■ **EXERCISE**:
How many of the lines below contain "눈덩이가"? Answer with that number alone.
# # # # #
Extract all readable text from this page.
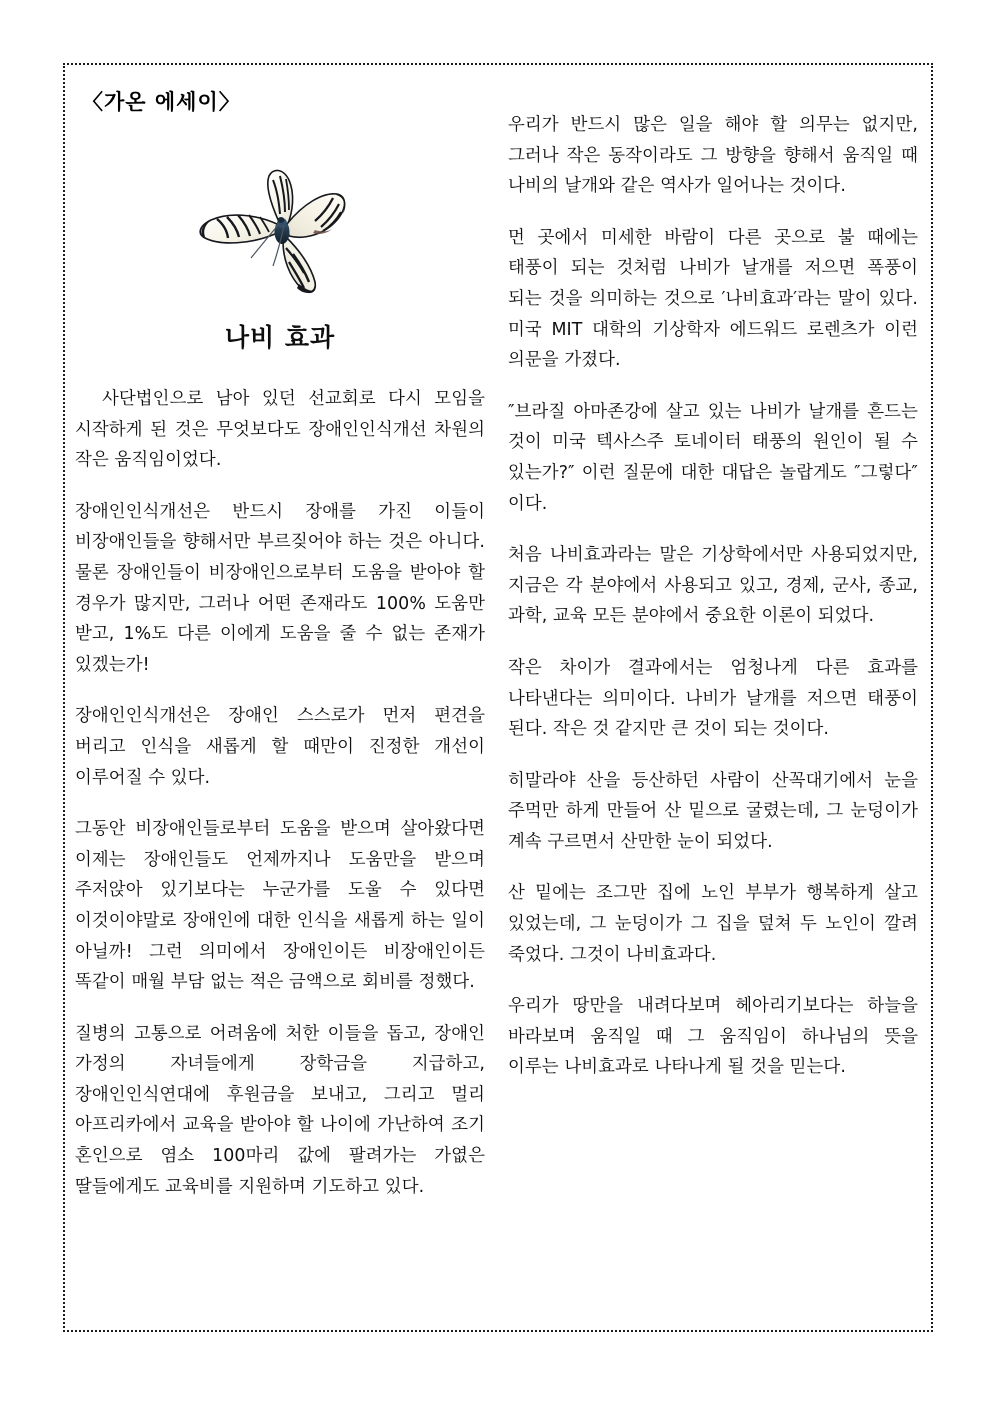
〈가온 에세이〉
나비 효과

사단법인으로 남아 있던 선교회로 다시 모임을 시작하게 된 것은 무엇보다도 장애인인식개선 차원의 작은 움직임이었다.

장애인인식개선은 반드시 장애를 가진 이들이 비장애인들을 향해서만 부르짖어야 하는 것은 아니다. 물론 장애인들이 비장애인으로부터 도움을 받아야 할 경우가 많지만, 그러나 어떤 존재라도 100% 도움만 받고, 1%도 다른 이에게 도움을 줄 수 없는 존재가 있겠는가!

장애인인식개선은 장애인 스스로가 먼저 편견을 버리고 인식을 새롭게 할 때만이 진정한 개선이 이루어질 수 있다.

그동안 비장애인들로부터 도움을 받으며 살아왔다면 이제는 장애인들도 언제까지나 도움만을 받으며 주저앉아 있기보다는 누군가를 도울 수 있다면 이것이야말로 장애인에 대한 인식을 새롭게 하는 일이 아닐까! 그런 의미에서 장애인이든 비장애인이든 똑같이 매월 부담 없는 적은 금액으로 회비를 정했다.

질병의 고통으로 어려움에 처한 이들을 돕고, 장애인 가정의 자녀들에게 장학금을 지급하고, 장애인인식연대에 후원금을 보내고, 그리고 멀리 아프리카에서 교육을 받아야 할 나이에 가난하여 조기 혼인으로 염소 100마리 값에 팔려가는 가엾은 딸들에게도 교육비를 지원하며 기도하고 있다.

우리가 반드시 많은 일을 해야 할 의무는 없지만, 그러나 작은 동작이라도 그 방향을 향해서 움직일 때 나비의 날개와 같은 역사가 일어나는 것이다.

먼 곳에서 미세한 바람이 다른 곳으로 불 때에는 태풍이 되는 것처럼 나비가 날개를 저으면 폭풍이 되는 것을 의미하는 것으로 ′나비효과′라는 말이 있다. 미국 MIT 대학의 기상학자 에드워드 로렌츠가 이런 의문을 가졌다.

″브라질 아마존강에 살고 있는 나비가 날개를 흔드는 것이 미국 텍사스주 토네이터 태풍의 원인이 될 수 있는가?″ 이런 질문에 대한 대답은 놀랍게도 ″그렇다″이다.

처음 나비효과라는 말은 기상학에서만 사용되었지만, 지금은 각 분야에서 사용되고 있고, 경제, 군사, 종교, 과학, 교육 모든 분야에서 중요한 이론이 되었다.

작은 차이가 결과에서는 엄청나게 다른 효과를 나타낸다는 의미이다. 나비가 날개를 저으면 태풍이 된다. 작은 것 같지만 큰 것이 되는 것이다.

히말라야 산을 등산하던 사람이 산꼭대기에서 눈을 주먹만 하게 만들어 산 밑으로 굴렸는데, 그 눈덩이가 계속 구르면서 산만한 눈이 되었다.

산 밑에는 조그만 집에 노인 부부가 행복하게 살고 있었는데, 그 눈덩이가 그 집을 덮쳐 두 노인이 깔려 죽었다. 그것이 나비효과다.

우리가 땅만을 내려다보며 헤아리기보다는 하늘을 바라보며 움직일 때 그 움직임이 하나님의 뜻을 이루는 나비효과로 나타나게 될 것을 믿는다.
# # # # #
■ **EXERCISE RESPONSE**:
2